[Collected data]
◆ ◆ ◆ ◆ ◆
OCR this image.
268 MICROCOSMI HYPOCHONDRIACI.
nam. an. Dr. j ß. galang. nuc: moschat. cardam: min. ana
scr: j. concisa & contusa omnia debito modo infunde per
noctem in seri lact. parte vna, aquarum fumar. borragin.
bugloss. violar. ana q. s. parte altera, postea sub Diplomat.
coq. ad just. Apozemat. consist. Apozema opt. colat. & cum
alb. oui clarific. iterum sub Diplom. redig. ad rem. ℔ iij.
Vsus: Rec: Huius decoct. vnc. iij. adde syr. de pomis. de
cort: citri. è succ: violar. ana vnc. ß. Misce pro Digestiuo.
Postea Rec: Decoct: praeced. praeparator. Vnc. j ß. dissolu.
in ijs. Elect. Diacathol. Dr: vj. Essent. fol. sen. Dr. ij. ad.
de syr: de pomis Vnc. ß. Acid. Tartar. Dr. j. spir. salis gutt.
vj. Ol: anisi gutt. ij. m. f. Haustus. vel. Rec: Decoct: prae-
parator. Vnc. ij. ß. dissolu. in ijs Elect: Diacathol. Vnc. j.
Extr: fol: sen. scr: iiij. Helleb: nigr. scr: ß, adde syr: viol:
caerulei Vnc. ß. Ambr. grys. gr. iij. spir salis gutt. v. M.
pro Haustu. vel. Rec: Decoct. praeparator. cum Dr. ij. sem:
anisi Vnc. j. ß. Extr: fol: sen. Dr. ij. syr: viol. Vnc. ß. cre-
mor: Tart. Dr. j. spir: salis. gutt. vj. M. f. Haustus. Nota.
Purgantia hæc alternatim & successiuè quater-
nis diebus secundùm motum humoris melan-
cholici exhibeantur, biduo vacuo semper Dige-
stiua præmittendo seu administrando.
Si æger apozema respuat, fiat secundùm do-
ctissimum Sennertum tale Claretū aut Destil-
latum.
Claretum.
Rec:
◆ ◆ ◆ ◆ ◆
_Stated goal_
Reply with nothing but the number of lines in the data above that contain "dissolu".

_Result of the task_
2